STATED TASK =>
Where a line of the listing below includes the word "cual", reproduce that line.

DATA PROVIDED =>

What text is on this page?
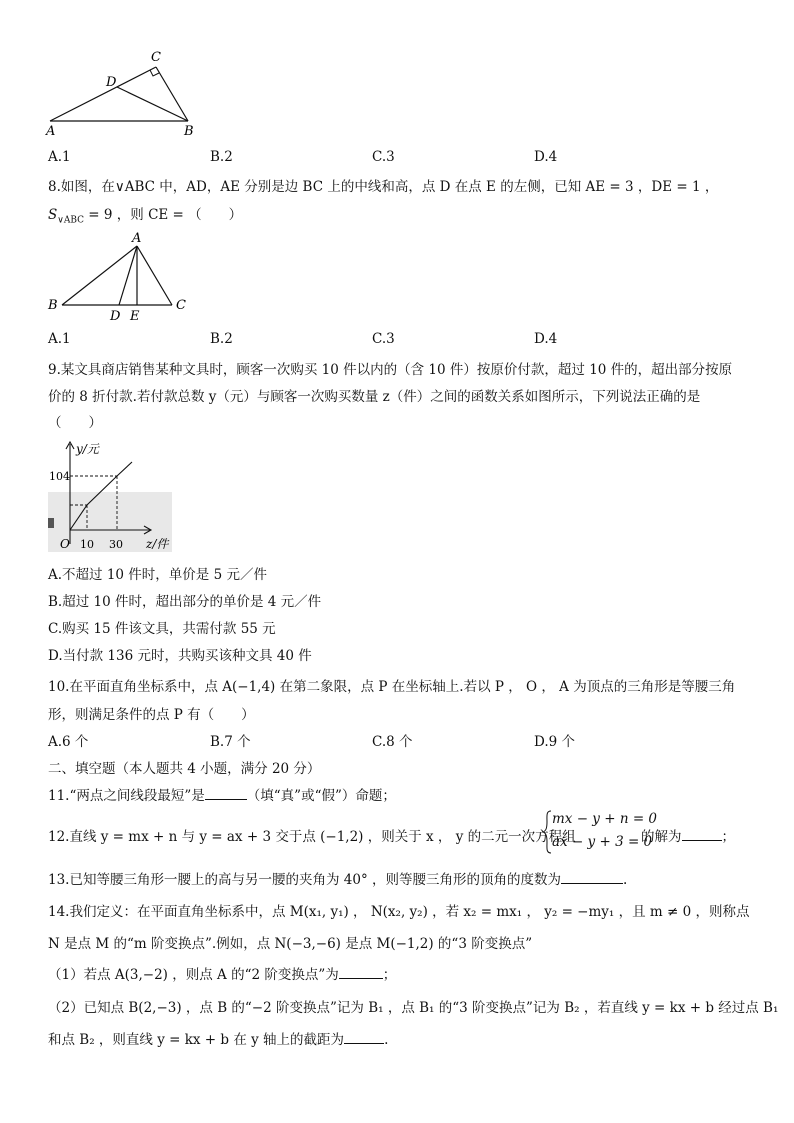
C
D
A	B
A.1	B.2	C.3	D.4
8.如图，在∨ABC 中，AD，AE 分别是边 BC 上的中线和高，点 D 在点 E 的左侧，已知 AE = 3 ，DE = 1 ，
$S_{\vee ABC} = 9$ ，则 CE = （　　）
A
B
D E
C
A.1	B.2	C.3	D.4
9.某文具商店销售某种文具时，顾客一次购买 10 件以内的（含 10 件）按原价付款，超过 10 件的，超出部分按原
价的 8 折付款.若付款总数 y（元）与顾客一次购买数量 z（件）之间的函数关系如图所示，下列说法正确的是
（　　）
y/元
104
O 10 30 z/件
A.不超过 10 件时，单价是 5 元／件
B.超过 10 件时，超出部分的单价是 4 元／件
C.购买 15 件该文具，共需付款 55 元
D.当付款 136 元时，共购买该种文具 40 件
10.在平面直角坐标系中，点 A(−1,4) 在第二象限，点 P 在坐标轴上.若以 P ， O ， A 为顶点的三角形是等腰三角
形，则满足条件的点 P 有（　　）
A.6 个	B.7 个	C.8 个	D.9 个
二、填空题（本人题共 4 小题，满分 20 分）
11.“两点之间线段最短”是	（填“真”或“假”）命题；
12.直线 y = mx + n 与 y = ax + 3 交于点 (−1,2) ，则关于 x ， y 的二元一次方程组
mx − y + n = 0
ax − y + 3 = 0
的解为	；
13.已知等腰三角形一腰上的高与另一腰的夹角为 40° ，则等腰三角形的顶角的度数为	.
14.我们定义：在平面直角坐标系中，点 M(x₁, y₁) ， N(x₂, y₂) ，若 x₂ = mx₁ ， y₂ = −my₁ ，且 m ≠ 0 ，则称点
N 是点 M 的“m 阶变换点”.例如，点 N(−3,−6) 是点 M(−1,2) 的“3 阶变换点”
（1）若点 A(3,−2) ，则点 A 的“2 阶变换点”为	；
（2）已知点 B(2,−3) ，点 B 的“−2 阶变换点”记为 B₁ ，点 B₁ 的“3 阶变换点”记为 B₂ ，若直线 y = kx + b 经过点 B₁
和点 B₂ ，则直线 y = kx + b 在 y 轴上的截距为	.
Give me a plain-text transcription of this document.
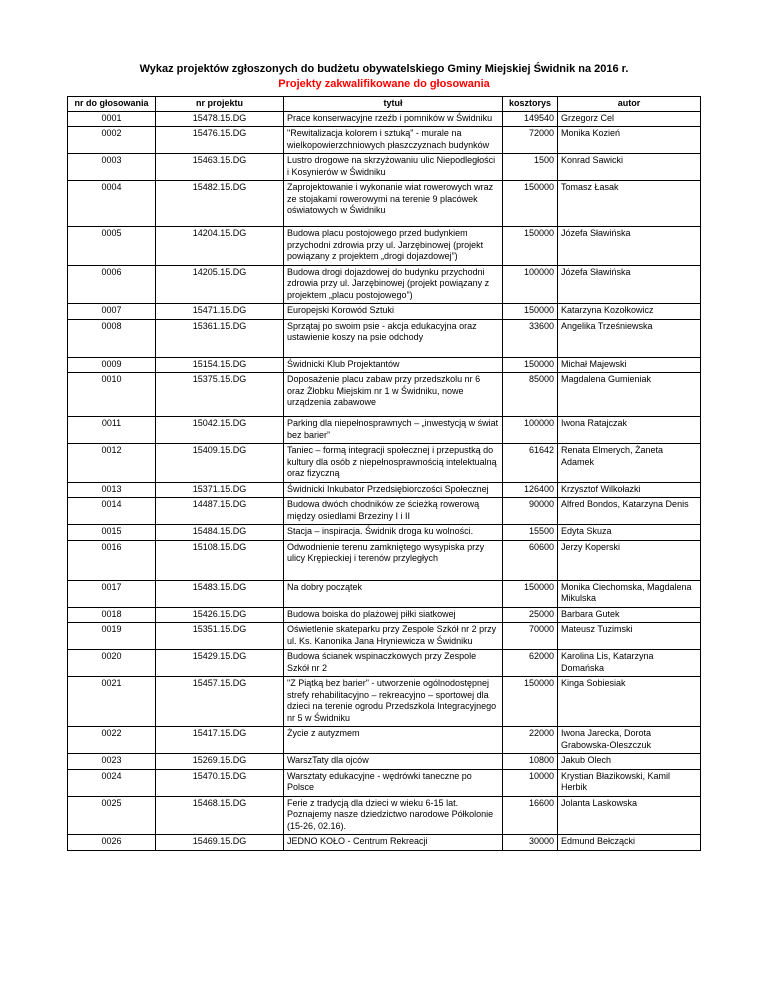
Wykaz projektów zgłoszonych do budżetu obywatelskiego Gminy Miejskiej Świdnik na 2016 r.
Projekty zakwalifikowane do głosowania
nr do głosowania	nr projektu	tytuł	kosztorys	autor
0001	15478.15.DG	Prace konserwacyjne rzeźb i pomników w Świdniku	149540	Grzegorz Cel
0002	15476.15.DG	"Rewitalizacja kolorem i sztuką" - murale na wielkopowierzchniowych płaszczyznach budynków	72000	Monika Kozień
0003	15463.15.DG	Lustro drogowe na skrzyżowaniu ulic Niepodległości i Kosynierów w Świdniku	1500	Konrad Sawicki
0004	15482.15.DG	Zaprojektowanie i wykonanie wiat rowerowych wraz ze stojakami rowerowymi na terenie 9 placówek oświatowych w Świdniku	150000	Tomasz Łasak
0005	14204.15.DG	Budowa placu postojowego przed budynkiem przychodni zdrowia przy ul. Jarzębinowej (projekt powiązany z projektem „drogi dojazdowej”)	150000	Józefa Sławińska
0006	14205.15.DG	Budowa drogi dojazdowej do budynku przychodni zdrowia przy ul. Jarzębinowej (projekt powiązany z projektem „placu postojowego”)	100000	Józefa Sławińska
0007	15471.15.DG	Europejski Korowód Sztuki	150000	Katarzyna Kozołkowicz
0008	15361.15.DG	Sprzątaj po swoim psie - akcja edukacyjna oraz ustawienie koszy na psie odchody	33600	Angelika Trześniewska
0009	15154.15.DG	Świdnicki Klub Projektantów	150000	Michał Majewski
0010	15375.15.DG	Doposażenie placu zabaw przy przedszkolu nr 6 oraz Żłobku Miejskim nr 1 w Świdniku, nowe urządzenia zabawowe	85000	Magdalena Gumieniak
0011	15042.15.DG	Parking dla niepełnosprawnych – „inwestycją w świat bez barier”	100000	Iwona Ratajczak
0012	15409.15.DG	Taniec – formą integracji społecznej i przepustką do kultury dla osób z niepełnosprawnością intelektualną oraz fizyczną	61642	Renata Elmerych, Żaneta Adamek
0013	15371.15.DG	Świdnicki Inkubator Przedsiębiorczości Społecznej	126400	Krzysztof Wilkołazki
0014	14487.15.DG	Budowa dwóch chodników ze ścieżką rowerową między osiedlami Brzeziny I i II	90000	Alfred Bondos, Katarzyna Denis
0015	15484.15.DG	Stacja – inspiracja. Świdnik droga ku wolności.	15500	Edyta Skuza
0016	15108.15.DG	Odwodnienie terenu zamkniętego wysypiska przy ulicy Krępieckiej i terenów przyległych	60600	Jerzy Koperski
0017	15483.15.DG	Na dobry początek	150000	Monika Ciechomska, Magdalena Mikulska
0018	15426.15.DG	Budowa boiska do plażowej piłki siatkowej	25000	Barbara Gutek
0019	15351.15.DG	Oświetlenie skateparku przy Zespole Szkół nr 2 przy ul. Ks. Kanonika Jana Hryniewicza w Świdniku	70000	Mateusz Tuzimski
0020	15429.15.DG	Budowa ścianek wspinaczkowych przy Zespole Szkół nr 2	62000	Karolina Lis, Katarzyna Domańska
0021	15457.15.DG	"Z Piątką bez barier" - utworzenie ogólnodostępnej strefy rehabilitacyjno – rekreacyjno – sportowej dla dzieci na terenie ogrodu Przedszkola Integracyjnego nr 5 w Świdniku	150000	Kinga Sobiesiak
0022	15417.15.DG	Życie z autyzmem	22000	Iwona Jarecka, Dorota Grabowska-Oleszczuk
0023	15269.15.DG	WarszTaty dla ojców	10800	Jakub Olech
0024	15470.15.DG	Warsztaty edukacyjne - wędrówki taneczne po Polsce	10000	Krystian Błazikowski, Kamil Herbik
0025	15468.15.DG	Ferie z tradycją dla dzieci w wieku 6-15 lat. Poznajemy nasze dziedzictwo narodowe Półkolonie (15-26, 02.16).	16600	Jolanta Laskowska
0026	15469.15.DG	JEDNO KOŁO - Centrum Rekreacji	30000	Edmund Bełczącki
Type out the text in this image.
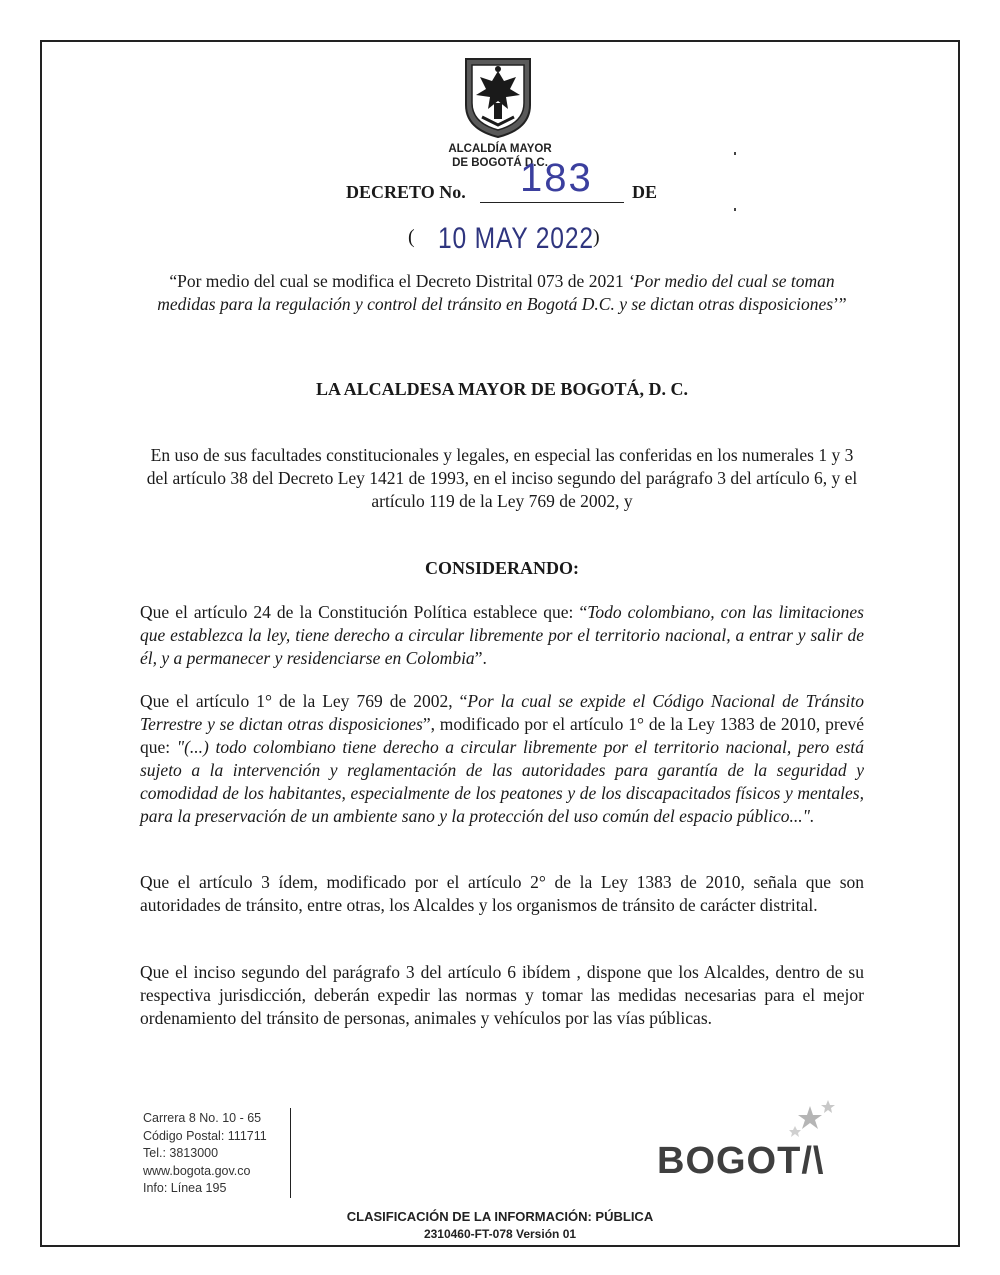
ALCALDÍA MAYOR
DE BOGOTÁ D.C.
DECRETO No. 183 DE
( 10 MAY 2022 )
“Por medio del cual se modifica el Decreto Distrital 073 de 2021 ‘Por medio del cual se toman medidas para la regulación y control del tránsito en Bogotá D.C. y se dictan otras disposiciones’”
LA ALCALDESA MAYOR DE BOGOTÁ, D. C.
En uso de sus facultades constitucionales y legales, en especial las conferidas en los numerales 1 y 3 del artículo 38 del Decreto Ley 1421 de 1993, en el inciso segundo del parágrafo 3 del artículo 6, y el artículo 119 de la Ley 769 de 2002, y
CONSIDERANDO:
Que el artículo 24 de la Constitución Política establece que: “Todo colombiano, con las limitaciones que establezca la ley, tiene derecho a circular libremente por el territorio nacional, a entrar y salir de él, y a permanecer y residenciarse en Colombia”.
Que el artículo 1° de la Ley 769 de 2002, “Por la cual se expide el Código Nacional de Tránsito Terrestre y se dictan otras disposiciones”, modificado por el artículo 1° de la Ley 1383 de 2010, prevé que: "(...) todo colombiano tiene derecho a circular libremente por el territorio nacional, pero está sujeto a la intervención y reglamentación de las autoridades para garantía de la seguridad y comodidad de los habitantes, especialmente de los peatones y de los discapacitados físicos y mentales, para la preservación de un ambiente sano y la protección del uso común del espacio público...".
Que el artículo 3 ídem, modificado por el artículo 2° de la Ley 1383 de 2010, señala que son autoridades de tránsito, entre otras, los Alcaldes y los organismos de tránsito de carácter distrital.
Que el inciso segundo del parágrafo 3 del artículo 6 ibídem , dispone que los Alcaldes, dentro de su respectiva jurisdicción, deberán expedir las normas y tomar las medidas necesarias para el mejor ordenamiento del tránsito de personas, animales y vehículos por las vías públicas.
Carrera 8 No. 10 - 65
Código Postal: 111711
Tel.: 3813000
www.bogota.gov.co
Info: Línea 195
BOGOT/\
CLASIFICACIÓN DE LA INFORMACIÓN: PÚBLICA
2310460-FT-078 Versión 01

TASK RESPONSE =>
“Por medio del cual se modifica el Decreto Distrital 073 de 2021 ‘Por medio del cual se toman medidas para la regulación y control del tránsito en Bogotá D.C. y se dictan otras disposiciones’”
Que el artículo 1° de la Ley 769 de 2002, “Por la cual se expide el Código Nacional de Tránsito Terrestre y se dictan otras disposiciones”, modificado por el artículo 1° de la Ley 1383 de 2010, prevé que: "(...) todo colombiano tiene derecho a circular libremente por el territorio nacional, pero está sujeto a la intervención y reglamentación de las autoridades para garantía de la seguridad y comodidad de los habitantes, especialmente de los peatones y de los discapacitados físicos y mentales, para la preservación de un ambiente sano y la protección del uso común del espacio público...".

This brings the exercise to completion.